* **WHAT NEEDS TO BE DONE**
Omit every picture and output the rest of the records exactly as they are.

* **TASK MATERIAL**
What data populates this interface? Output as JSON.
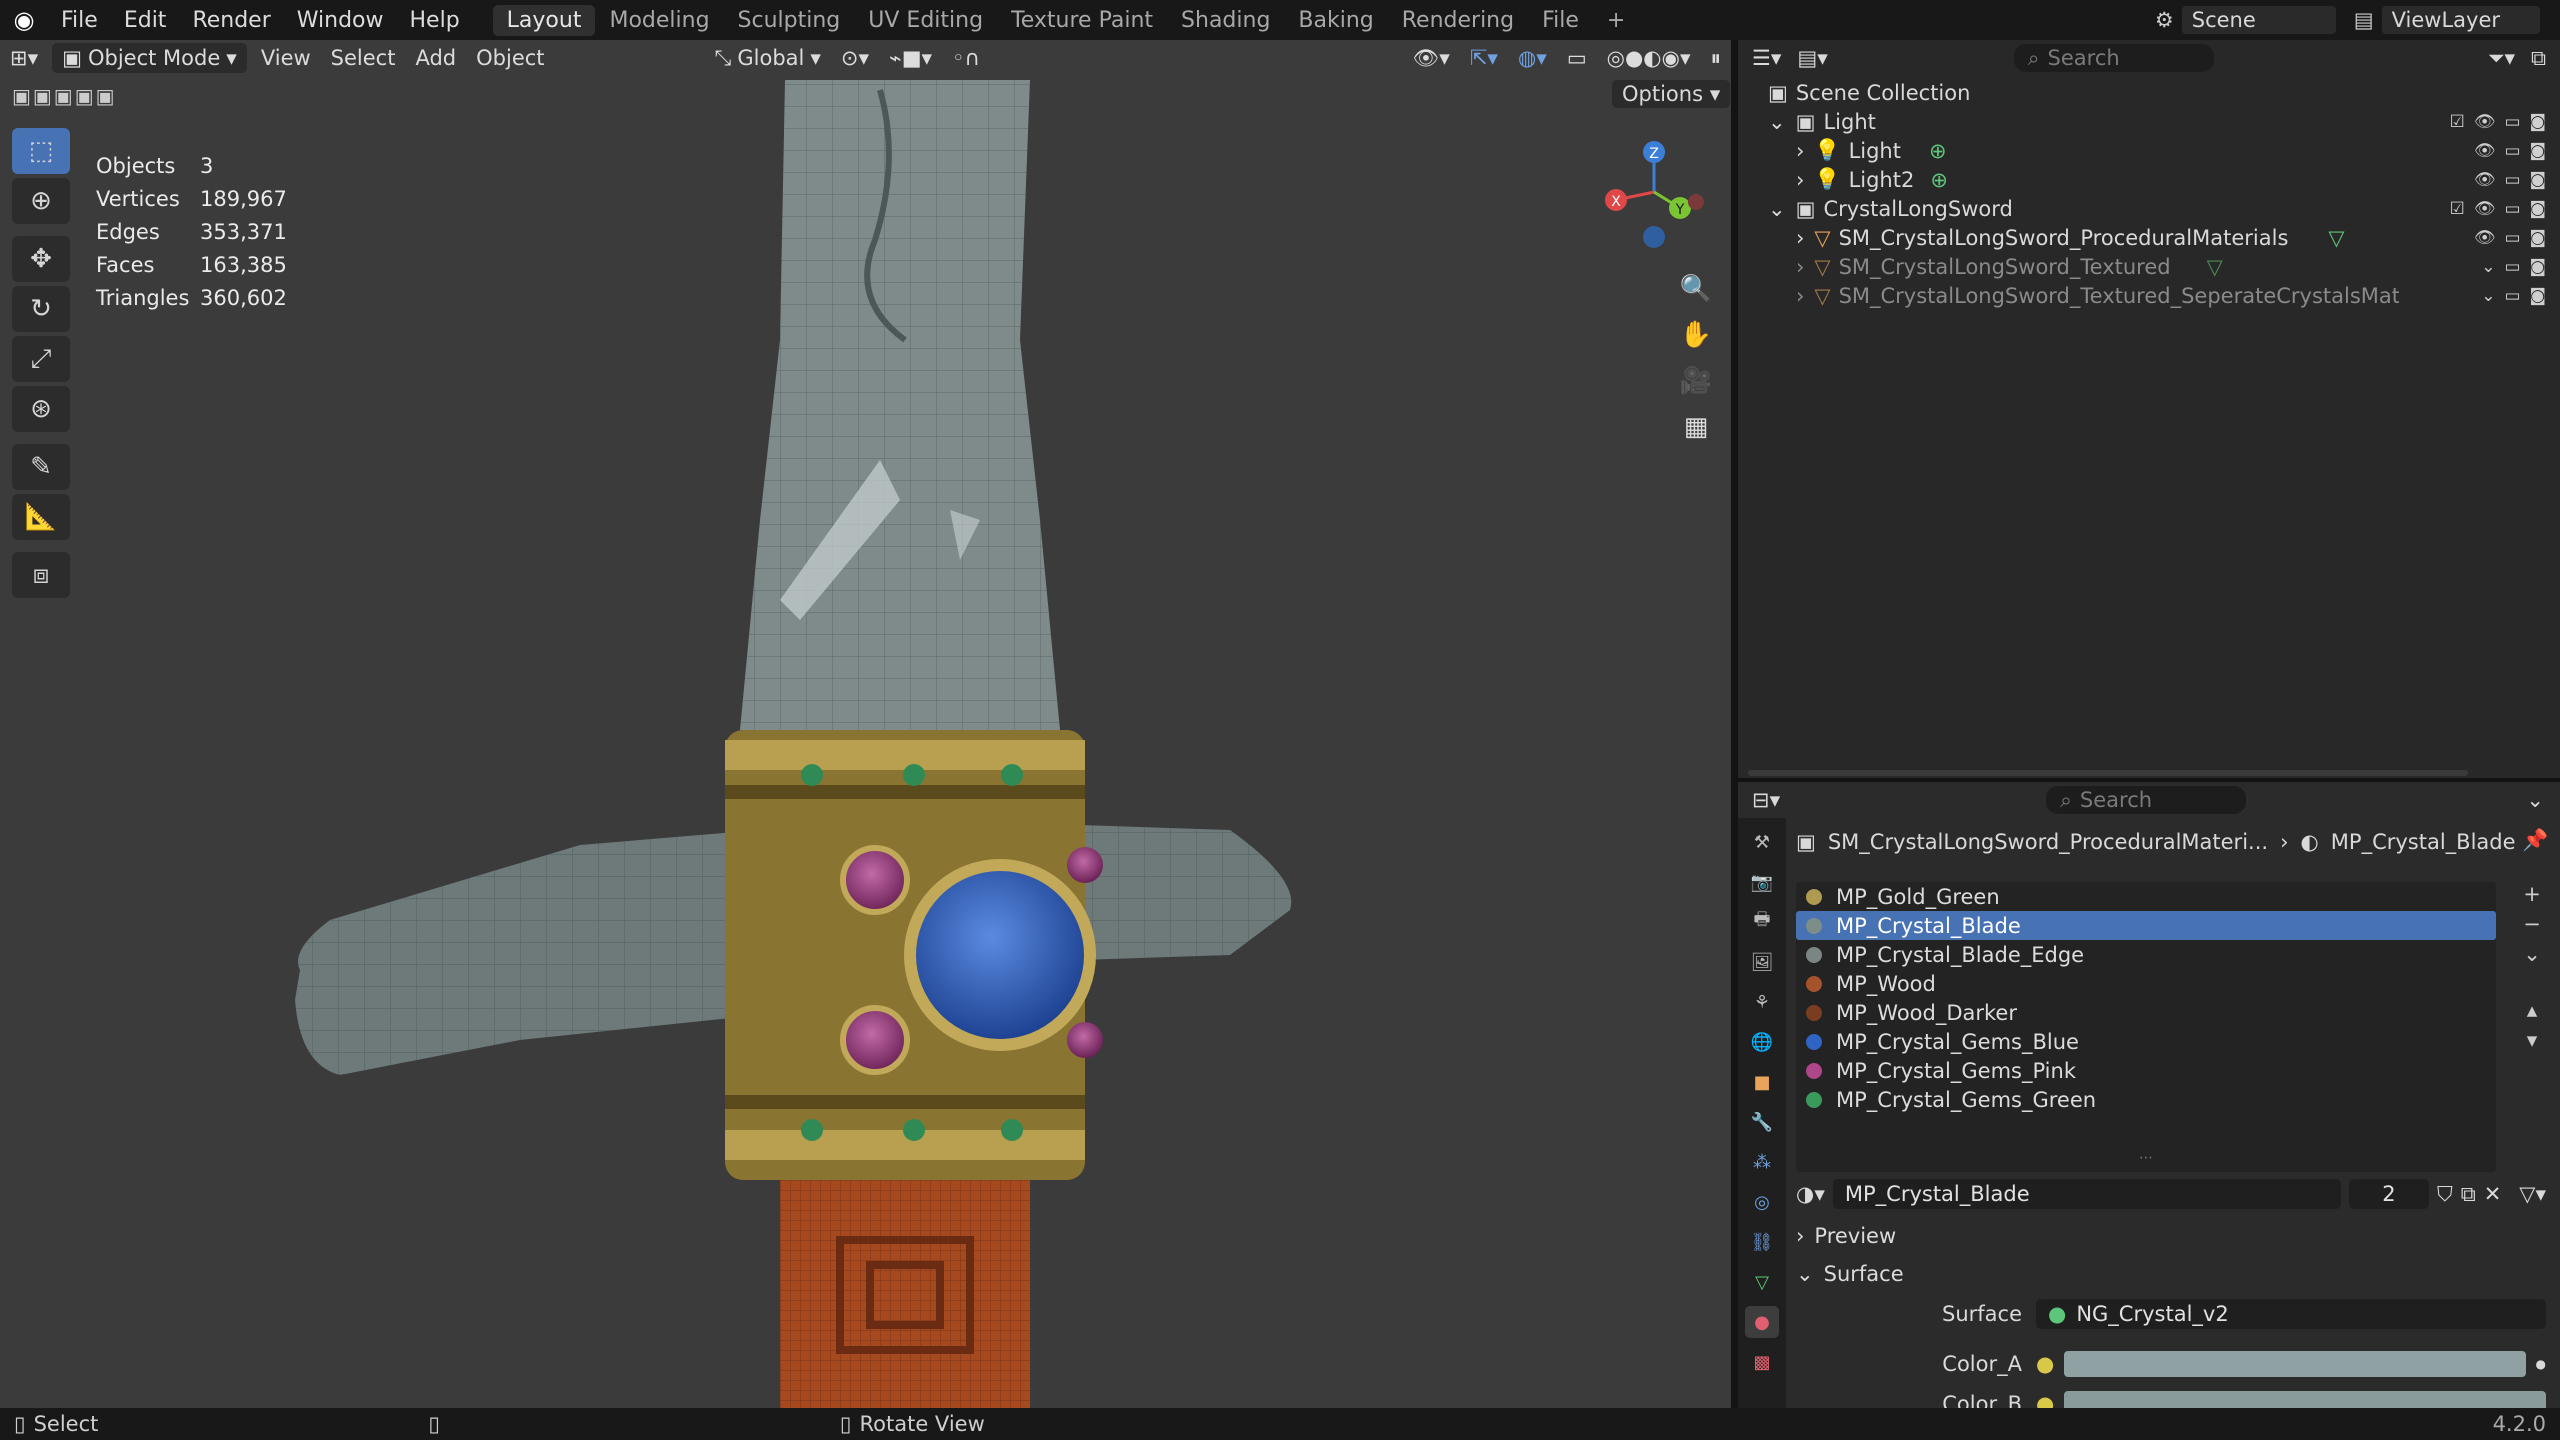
{
  "topbar": {
    "menus": [
      "File",
      "Edit",
      "Render",
      "Window",
      "Help"
    ],
    "workspaces": [
      "Layout",
      "Modeling",
      "Sculpting",
      "UV Editing",
      "Texture Paint",
      "Shading",
      "Baking",
      "Rendering",
      "File"
    ],
    "active_workspace": "Layout",
    "scene": "Scene",
    "view_layer": "ViewLayer"
  },
  "viewport": {
    "mode": "Object Mode",
    "menus": [
      "View",
      "Select",
      "Add",
      "Object"
    ],
    "orientation": "Global",
    "options_label": "Options",
    "stats": [
      {
        "label": "Objects",
        "value": "3"
      },
      {
        "label": "Vertices",
        "value": "189,967"
      },
      {
        "label": "Edges",
        "value": "353,371"
      },
      {
        "label": "Faces",
        "value": "163,385"
      },
      {
        "label": "Triangles",
        "value": "360,602"
      }
    ],
    "gizmo_axes": {
      "x": "X",
      "y": "Y",
      "z": "Z"
    }
  },
  "outliner": {
    "search_placeholder": "Search",
    "root": "Scene Collection",
    "rows": [
      {
        "label": "Light",
        "type": "collection",
        "indent": 0
      },
      {
        "label": "Light",
        "type": "light",
        "indent": 1
      },
      {
        "label": "Light2",
        "type": "light",
        "indent": 1
      },
      {
        "label": "CrystalLongSword",
        "type": "collection",
        "indent": 0
      },
      {
        "label": "SM_CrystalLongSword_ProceduralMaterials",
        "type": "mesh",
        "indent": 1
      },
      {
        "label": "SM_CrystalLongSword_Textured",
        "type": "mesh-hidden",
        "indent": 1
      },
      {
        "label": "SM_CrystalLongSword_Textured_SeperateCrystalsMaterials",
        "type": "mesh-hidden",
        "indent": 1
      }
    ]
  },
  "properties": {
    "search_placeholder": "Search",
    "breadcrumb_object": "SM_CrystalLongSword_ProceduralMateri...",
    "breadcrumb_material": "MP_Crystal_Blade",
    "materials": [
      {
        "name": "MP_Gold_Green",
        "color": "#b09a52"
      },
      {
        "name": "MP_Crystal_Blade",
        "color": "#7d8d8a"
      },
      {
        "name": "MP_Crystal_Blade_Edge",
        "color": "#7a8584"
      },
      {
        "name": "MP_Wood",
        "color": "#a4532a"
      },
      {
        "name": "MP_Wood_Darker",
        "color": "#7a3d22"
      },
      {
        "name": "MP_Crystal_Gems_Blue",
        "color": "#2f63c4"
      },
      {
        "name": "MP_Crystal_Gems_Pink",
        "color": "#b0468a"
      },
      {
        "name": "MP_Crystal_Gems_Green",
        "color": "#3a9a5a"
      }
    ],
    "selected_material": "MP_Crystal_Blade",
    "users": "2",
    "preview_label": "Preview",
    "surface_section": "Surface",
    "surface_label": "Surface",
    "surface_value": "NG_Crystal_v2",
    "color_a_label": "Color_A",
    "color_b_label": "Color_B"
  },
  "statusbar": {
    "left": "Select",
    "middle": "Rotate View",
    "version": "4.2.0"
  },
  "colors": {
    "accent": "#4772b3",
    "bg": "#3b3b3b"
  }
}
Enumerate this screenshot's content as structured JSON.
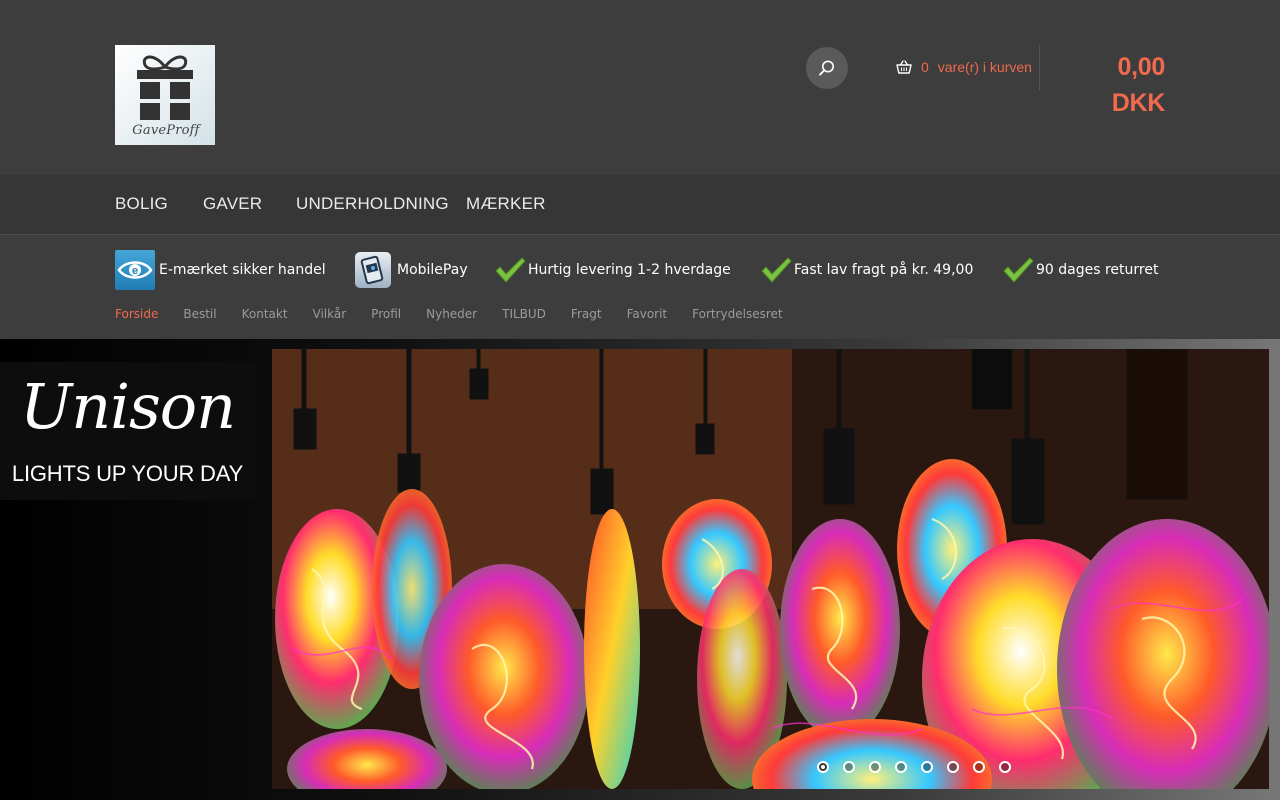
{
  "header": {
    "logo_text": "GaveProff",
    "cart": {
      "count": "0",
      "label": "vare(r) i kurven",
      "total": "0,00 DKK"
    },
    "accent_color": "#f06a4e"
  },
  "main_nav": {
    "items": [
      {
        "label": "BOLIG"
      },
      {
        "label": "GAVER"
      },
      {
        "label": "UNDERHOLDNING"
      },
      {
        "label": "MÆRKER"
      }
    ]
  },
  "trust_bar": {
    "items": [
      {
        "icon": "e-maerket-icon",
        "label": "E-mærket sikker handel"
      },
      {
        "icon": "mobilepay-icon",
        "label": "MobilePay"
      },
      {
        "icon": "checkmark-icon",
        "label": "Hurtig levering 1-2 hverdage"
      },
      {
        "icon": "checkmark-icon",
        "label": "Fast lav fragt på kr. 49,00"
      },
      {
        "icon": "checkmark-icon",
        "label": "90 dages returret"
      }
    ]
  },
  "sub_nav": {
    "items": [
      {
        "label": "Forside",
        "active": true
      },
      {
        "label": "Bestil"
      },
      {
        "label": "Kontakt"
      },
      {
        "label": "Vilkår"
      },
      {
        "label": "Profil"
      },
      {
        "label": "Nyheder"
      },
      {
        "label": "TILBUD"
      },
      {
        "label": "Fragt"
      },
      {
        "label": "Favorit"
      },
      {
        "label": "Fortrydelsesret"
      }
    ]
  },
  "hero": {
    "brand_name": "Unison",
    "brand_tagline": "LIGHTS UP YOUR DAY",
    "slider": {
      "total_slides": 8,
      "active_slide": 1
    }
  }
}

* **RESPONSE TO THIS EXERCISE**
What data populates this interface? Output as JSON.
{
  "topbar": {
    "menus": [
      "File",
      "Edit",
      "Render",
      "Window",
      "Help"
    ],
    "workspaces": [
      "Layout",
      "Modeling",
      "Sculpting",
      "UV Editing",
      "Texture Paint",
      "Shading",
      "Baking",
      "Rendering",
      "File"
    ],
    "active_workspace": "Layout",
    "scene": "Scene",
    "view_layer": "ViewLayer"
  },
  "viewport": {
    "mode": "Object Mode",
    "menus": [
      "View",
      "Select",
      "Add",
      "Object"
    ],
    "orientation": "Global",
    "options_label": "Options",
    "stats": [
      {
        "label": "Objects",
        "value": "3"
      },
      {
        "label": "Vertices",
        "value": "189,967"
      },
      {
        "label": "Edges",
        "value": "353,371"
      },
      {
        "label": "Faces",
        "value": "163,385"
      },
      {
        "label": "Triangles",
        "value": "360,602"
      }
    ],
    "gizmo_axes": {
      "x": "X",
      "y": "Y",
      "z": "Z"
    }
  },
  "outliner": {
    "search_placeholder": "Search",
    "root": "Scene Collection",
    "rows": [
      {
        "label": "Light",
        "type": "collection",
        "indent": 0
      },
      {
        "label": "Light",
        "type": "light",
        "indent": 1
      },
      {
        "label": "Light2",
        "type": "light",
        "indent": 1
      },
      {
        "label": "CrystalLongSword",
        "type": "collection",
        "indent": 0
      },
      {
        "label": "SM_CrystalLongSword_ProceduralMaterials",
        "type": "mesh",
        "indent": 1
      },
      {
        "label": "SM_CrystalLongSword_Textured",
        "type": "mesh-hidden",
        "indent": 1
      },
      {
        "label": "SM_CrystalLongSword_Textured_SeperateCrystalsMaterials",
        "type": "mesh-hidden",
        "indent": 1
      }
    ]
  },
  "properties": {
    "search_placeholder": "Search",
    "breadcrumb_object": "SM_CrystalLongSword_ProceduralMateri...",
    "breadcrumb_material": "MP_Crystal_Blade",
    "materials": [
      {
        "name": "MP_Gold_Green",
        "color": "#b09a52"
      },
      {
        "name": "MP_Crystal_Blade",
        "color": "#7d8d8a"
      },
      {
        "name": "MP_Crystal_Blade_Edge",
        "color": "#7a8584"
      },
      {
        "name": "MP_Wood",
        "color": "#a4532a"
      },
      {
        "name": "MP_Wood_Darker",
        "color": "#7a3d22"
      },
      {
        "name": "MP_Crystal_Gems_Blue",
        "color": "#2f63c4"
      },
      {
        "name": "MP_Crystal_Gems_Pink",
        "color": "#b0468a"
      },
      {
        "name": "MP_Crystal_Gems_Green",
        "color": "#3a9a5a"
      }
    ],
    "selected_material": "MP_Crystal_Blade",
    "users": "2",
    "preview_label": "Preview",
    "surface_section": "Surface",
    "surface_label": "Surface",
    "surface_value": "NG_Crystal_v2",
    "color_a_label": "Color_A",
    "color_b_label": "Color_B"
  },
  "statusbar": {
    "left": "Select",
    "middle": "Rotate View",
    "version": "4.2.0"
  },
  "colors": {
    "accent": "#4772b3",
    "bg": "#3b3b3b"
  }
}
Enumerate this screenshot's content as structured JSON.
{
  "header": {
    "logo_text": "GaveProff",
    "cart": {
      "count": "0",
      "label": "vare(r) i kurven",
      "total": "0,00 DKK"
    },
    "accent_color": "#f06a4e"
  },
  "main_nav": {
    "items": [
      {
        "label": "BOLIG"
      },
      {
        "label": "GAVER"
      },
      {
        "label": "UNDERHOLDNING"
      },
      {
        "label": "MÆRKER"
      }
    ]
  },
  "trust_bar": {
    "items": [
      {
        "icon": "e-maerket-icon",
        "label": "E-mærket sikker handel"
      },
      {
        "icon": "mobilepay-icon",
        "label": "MobilePay"
      },
      {
        "icon": "checkmark-icon",
        "label": "Hurtig levering 1-2 hverdage"
      },
      {
        "icon": "checkmark-icon",
        "label": "Fast lav fragt på kr. 49,00"
      },
      {
        "icon": "checkmark-icon",
        "label": "90 dages returret"
      }
    ]
  },
  "sub_nav": {
    "items": [
      {
        "label": "Forside",
        "active": true
      },
      {
        "label": "Bestil"
      },
      {
        "label": "Kontakt"
      },
      {
        "label": "Vilkår"
      },
      {
        "label": "Profil"
      },
      {
        "label": "Nyheder"
      },
      {
        "label": "TILBUD"
      },
      {
        "label": "Fragt"
      },
      {
        "label": "Favorit"
      },
      {
        "label": "Fortrydelsesret"
      }
    ]
  },
  "hero": {
    "brand_name": "Unison",
    "brand_tagline": "LIGHTS UP YOUR DAY",
    "slider": {
      "total_slides": 8,
      "active_slide": 1
    }
  }
}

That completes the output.